WHAT THIS TASK INVOLVES:
Nothing should be left out: output all of the entries exactly.
::: MATERIALS PROVIDED
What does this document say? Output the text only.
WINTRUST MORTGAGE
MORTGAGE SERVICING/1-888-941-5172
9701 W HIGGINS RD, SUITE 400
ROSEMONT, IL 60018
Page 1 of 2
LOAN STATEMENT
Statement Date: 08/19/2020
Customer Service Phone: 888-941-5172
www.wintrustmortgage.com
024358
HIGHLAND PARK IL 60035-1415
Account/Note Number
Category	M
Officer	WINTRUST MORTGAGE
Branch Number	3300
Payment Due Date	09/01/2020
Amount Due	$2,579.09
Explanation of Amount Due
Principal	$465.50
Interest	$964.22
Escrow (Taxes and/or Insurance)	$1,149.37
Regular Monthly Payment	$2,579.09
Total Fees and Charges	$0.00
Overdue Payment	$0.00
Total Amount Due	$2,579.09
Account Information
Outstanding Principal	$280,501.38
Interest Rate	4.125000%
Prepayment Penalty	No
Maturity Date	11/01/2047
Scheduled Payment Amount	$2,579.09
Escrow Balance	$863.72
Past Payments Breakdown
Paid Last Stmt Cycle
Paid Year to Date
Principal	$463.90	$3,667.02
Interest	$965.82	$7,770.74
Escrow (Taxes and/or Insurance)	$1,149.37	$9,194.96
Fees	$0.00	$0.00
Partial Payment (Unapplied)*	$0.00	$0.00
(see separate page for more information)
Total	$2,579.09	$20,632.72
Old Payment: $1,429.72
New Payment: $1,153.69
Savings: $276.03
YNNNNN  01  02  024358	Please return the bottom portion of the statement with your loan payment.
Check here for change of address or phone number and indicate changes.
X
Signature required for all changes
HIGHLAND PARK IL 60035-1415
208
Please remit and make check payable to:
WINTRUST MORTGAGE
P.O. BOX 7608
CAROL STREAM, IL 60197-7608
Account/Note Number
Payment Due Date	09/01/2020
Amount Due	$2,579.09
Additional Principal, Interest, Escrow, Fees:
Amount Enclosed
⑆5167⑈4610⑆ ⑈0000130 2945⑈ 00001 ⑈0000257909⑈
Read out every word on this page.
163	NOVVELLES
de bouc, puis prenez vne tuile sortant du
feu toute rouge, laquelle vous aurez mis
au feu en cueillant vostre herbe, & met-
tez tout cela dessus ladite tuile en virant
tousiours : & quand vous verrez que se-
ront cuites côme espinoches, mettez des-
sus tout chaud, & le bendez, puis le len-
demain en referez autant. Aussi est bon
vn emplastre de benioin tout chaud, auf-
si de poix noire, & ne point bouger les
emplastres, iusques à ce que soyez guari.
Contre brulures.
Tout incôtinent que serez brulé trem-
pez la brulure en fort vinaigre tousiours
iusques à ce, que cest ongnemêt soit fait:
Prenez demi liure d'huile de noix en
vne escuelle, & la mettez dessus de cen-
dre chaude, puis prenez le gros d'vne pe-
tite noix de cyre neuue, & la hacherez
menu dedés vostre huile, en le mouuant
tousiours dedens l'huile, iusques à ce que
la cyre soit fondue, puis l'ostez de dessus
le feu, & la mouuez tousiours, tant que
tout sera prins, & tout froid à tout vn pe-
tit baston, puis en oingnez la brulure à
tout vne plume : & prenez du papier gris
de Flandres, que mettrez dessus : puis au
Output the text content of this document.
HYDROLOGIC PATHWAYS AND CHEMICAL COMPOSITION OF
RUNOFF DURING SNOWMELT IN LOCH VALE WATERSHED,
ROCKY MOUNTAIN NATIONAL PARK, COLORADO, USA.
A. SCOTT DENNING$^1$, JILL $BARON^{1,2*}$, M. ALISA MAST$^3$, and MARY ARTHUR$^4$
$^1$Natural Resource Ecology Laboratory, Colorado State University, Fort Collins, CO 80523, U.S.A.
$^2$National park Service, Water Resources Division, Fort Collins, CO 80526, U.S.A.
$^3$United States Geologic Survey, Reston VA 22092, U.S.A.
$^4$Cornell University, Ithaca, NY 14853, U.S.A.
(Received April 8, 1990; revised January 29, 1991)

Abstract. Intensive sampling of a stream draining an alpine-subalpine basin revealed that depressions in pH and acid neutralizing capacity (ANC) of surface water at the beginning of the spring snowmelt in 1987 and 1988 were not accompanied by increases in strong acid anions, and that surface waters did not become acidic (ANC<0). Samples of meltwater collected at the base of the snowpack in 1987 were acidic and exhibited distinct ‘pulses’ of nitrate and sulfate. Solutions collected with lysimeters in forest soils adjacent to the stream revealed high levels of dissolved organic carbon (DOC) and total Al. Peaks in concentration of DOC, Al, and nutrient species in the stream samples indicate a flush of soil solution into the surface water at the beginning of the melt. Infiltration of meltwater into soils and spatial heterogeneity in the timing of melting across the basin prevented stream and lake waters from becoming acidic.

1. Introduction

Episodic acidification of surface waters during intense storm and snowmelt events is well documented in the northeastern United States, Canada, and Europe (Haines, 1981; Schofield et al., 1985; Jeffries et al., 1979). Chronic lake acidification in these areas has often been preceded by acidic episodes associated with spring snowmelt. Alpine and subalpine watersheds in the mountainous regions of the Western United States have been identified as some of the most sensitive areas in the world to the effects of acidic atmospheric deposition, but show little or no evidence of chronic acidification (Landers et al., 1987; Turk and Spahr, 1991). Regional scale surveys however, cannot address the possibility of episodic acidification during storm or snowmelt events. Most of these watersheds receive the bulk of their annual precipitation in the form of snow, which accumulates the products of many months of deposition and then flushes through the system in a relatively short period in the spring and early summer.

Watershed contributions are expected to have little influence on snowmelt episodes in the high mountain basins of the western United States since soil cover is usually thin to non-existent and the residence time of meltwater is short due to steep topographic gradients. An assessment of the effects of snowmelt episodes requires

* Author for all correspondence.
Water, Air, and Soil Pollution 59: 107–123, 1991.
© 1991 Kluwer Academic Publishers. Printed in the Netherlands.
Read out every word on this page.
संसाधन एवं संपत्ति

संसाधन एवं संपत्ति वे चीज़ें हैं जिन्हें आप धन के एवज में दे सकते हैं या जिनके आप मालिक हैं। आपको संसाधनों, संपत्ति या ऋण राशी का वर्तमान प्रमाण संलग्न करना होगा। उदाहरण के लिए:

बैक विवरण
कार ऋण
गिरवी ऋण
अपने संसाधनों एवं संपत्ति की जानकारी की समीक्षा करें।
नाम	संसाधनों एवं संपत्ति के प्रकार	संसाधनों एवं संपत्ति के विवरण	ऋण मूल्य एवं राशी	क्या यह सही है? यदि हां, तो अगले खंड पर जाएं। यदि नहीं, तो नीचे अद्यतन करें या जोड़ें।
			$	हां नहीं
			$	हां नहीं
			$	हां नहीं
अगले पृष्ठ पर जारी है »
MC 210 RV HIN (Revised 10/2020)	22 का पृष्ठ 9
::::::
EXERCISE SOLUTION:
What does this document say? Output the text only.
WINTRUST MORTGAGE
MORTGAGE SERVICING/1-888-941-5172
9701 W HIGGINS RD, SUITE 400
ROSEMONT, IL 60018
Page 1 of 2
LOAN STATEMENT
Statement Date: 08/19/2020
Customer Service Phone: 888-941-5172
www.wintrustmortgage.com
024358
HIGHLAND PARK IL 60035-1415
Account/Note Number
Category	M
Officer	WINTRUST MORTGAGE
Branch Number	3300
Payment Due Date	09/01/2020
Amount Due	$2,579.09
Explanation of Amount Due
Principal	$465.50
Interest	$964.22
Escrow (Taxes and/or Insurance)	$1,149.37
Regular Monthly Payment	$2,579.09
Total Fees and Charges	$0.00
Overdue Payment	$0.00
Total Amount Due	$2,579.09
Account Information
Outstanding Principal	$280,501.38
Interest Rate	4.125000%
Prepayment Penalty	No
Maturity Date	11/01/2047
Scheduled Payment Amount	$2,579.09
Escrow Balance	$863.72
Past Payments Breakdown
Paid Last Stmt Cycle
Paid Year to Date
Principal	$463.90	$3,667.02
Interest	$965.82	$7,770.74
Escrow (Taxes and/or Insurance)	$1,149.37	$9,194.96
Fees	$0.00	$0.00
Partial Payment (Unapplied)*	$0.00	$0.00
(see separate page for more information)
Total	$2,579.09	$20,632.72
Old Payment: $1,429.72
New Payment: $1,153.69
Savings: $276.03
YNNNNN  01  02  024358	Please return the bottom portion of the statement with your loan payment.
Check here for change of address or phone number and indicate changes.
X
Signature required for all changes
HIGHLAND PARK IL 60035-1415
208
Please remit and make check payable to:
WINTRUST MORTGAGE
P.O. BOX 7608
CAROL STREAM, IL 60197-7608
Account/Note Number
Payment Due Date	09/01/2020
Amount Due	$2,579.09
Additional Principal, Interest, Escrow, Fees:
Amount Enclosed
⑆5167⑈4610⑆ ⑈0000130 2945⑈ 00001 ⑈0000257909⑈
Read out every word on this page.
163	NOVVELLES
de bouc, puis prenez vne tuile sortant du
feu toute rouge, laquelle vous aurez mis
au feu en cueillant vostre herbe, & met-
tez tout cela dessus ladite tuile en virant
tousiours : & quand vous verrez que se-
ront cuites côme espinoches, mettez des-
sus tout chaud, & le bendez, puis le len-
demain en referez autant. Aussi est bon
vn emplastre de benioin tout chaud, auf-
si de poix noire, & ne point bouger les
emplastres, iusques à ce que soyez guari.
Contre brulures.
Tout incôtinent que serez brulé trem-
pez la brulure en fort vinaigre tousiours
iusques à ce, que cest ongnemêt soit fait:
Prenez demi liure d'huile de noix en
vne escuelle, & la mettez dessus de cen-
dre chaude, puis prenez le gros d'vne pe-
tite noix de cyre neuue, & la hacherez
menu dedés vostre huile, en le mouuant
tousiours dedens l'huile, iusques à ce que
la cyre soit fondue, puis l'ostez de dessus
le feu, & la mouuez tousiours, tant que
tout sera prins, & tout froid à tout vn pe-
tit baston, puis en oingnez la brulure à
tout vne plume : & prenez du papier gris
de Flandres, que mettrez dessus : puis au
Output the text content of this document.
HYDROLOGIC PATHWAYS AND CHEMICAL COMPOSITION OF
RUNOFF DURING SNOWMELT IN LOCH VALE WATERSHED,
ROCKY MOUNTAIN NATIONAL PARK, COLORADO, USA.
A. SCOTT DENNING$^1$, JILL $BARON^{1,2*}$, M. ALISA MAST$^3$, and MARY ARTHUR$^4$
$^1$Natural Resource Ecology Laboratory, Colorado State University, Fort Collins, CO 80523, U.S.A.
$^2$National park Service, Water Resources Division, Fort Collins, CO 80526, U.S.A.
$^3$United States Geologic Survey, Reston VA 22092, U.S.A.
$^4$Cornell University, Ithaca, NY 14853, U.S.A.
(Received April 8, 1990; revised January 29, 1991)

Abstract. Intensive sampling of a stream draining an alpine-subalpine basin revealed that depressions in pH and acid neutralizing capacity (ANC) of surface water at the beginning of the spring snowmelt in 1987 and 1988 were not accompanied by increases in strong acid anions, and that surface waters did not become acidic (ANC<0). Samples of meltwater collected at the base of the snowpack in 1987 were acidic and exhibited distinct ‘pulses’ of nitrate and sulfate. Solutions collected with lysimeters in forest soils adjacent to the stream revealed high levels of dissolved organic carbon (DOC) and total Al. Peaks in concentration of DOC, Al, and nutrient species in the stream samples indicate a flush of soil solution into the surface water at the beginning of the melt. Infiltration of meltwater into soils and spatial heterogeneity in the timing of melting across the basin prevented stream and lake waters from becoming acidic.

1. Introduction

Episodic acidification of surface waters during intense storm and snowmelt events is well documented in the northeastern United States, Canada, and Europe (Haines, 1981; Schofield et al., 1985; Jeffries et al., 1979). Chronic lake acidification in these areas has often been preceded by acidic episodes associated with spring snowmelt. Alpine and subalpine watersheds in the mountainous regions of the Western United States have been identified as some of the most sensitive areas in the world to the effects of acidic atmospheric deposition, but show little or no evidence of chronic acidification (Landers et al., 1987; Turk and Spahr, 1991). Regional scale surveys however, cannot address the possibility of episodic acidification during storm or snowmelt events. Most of these watersheds receive the bulk of their annual precipitation in the form of snow, which accumulates the products of many months of deposition and then flushes through the system in a relatively short period in the spring and early summer.

Watershed contributions are expected to have little influence on snowmelt episodes in the high mountain basins of the western United States since soil cover is usually thin to non-existent and the residence time of meltwater is short due to steep topographic gradients. An assessment of the effects of snowmelt episodes requires

* Author for all correspondence.
Water, Air, and Soil Pollution 59: 107–123, 1991.
© 1991 Kluwer Academic Publishers. Printed in the Netherlands.
Read out every word on this page.
संसाधन एवं संपत्ति

संसाधन एवं संपत्ति वे चीज़ें हैं जिन्हें आप धन के एवज में दे सकते हैं या जिनके आप मालिक हैं। आपको संसाधनों, संपत्ति या ऋण राशी का वर्तमान प्रमाण संलग्न करना होगा। उदाहरण के लिए:

बैक विवरण
कार ऋण
गिरवी ऋण
अपने संसाधनों एवं संपत्ति की जानकारी की समीक्षा करें।
नाम	संसाधनों एवं संपत्ति के प्रकार	संसाधनों एवं संपत्ति के विवरण	ऋण मूल्य एवं राशी	क्या यह सही है? यदि हां, तो अगले खंड पर जाएं। यदि नहीं, तो नीचे अद्यतन करें या जोड़ें।
			$	हां नहीं
			$	हां नहीं
			$	हां नहीं
अगले पृष्ठ पर जारी है »
MC 210 RV HIN (Revised 10/2020)	22 का पृष्ठ 9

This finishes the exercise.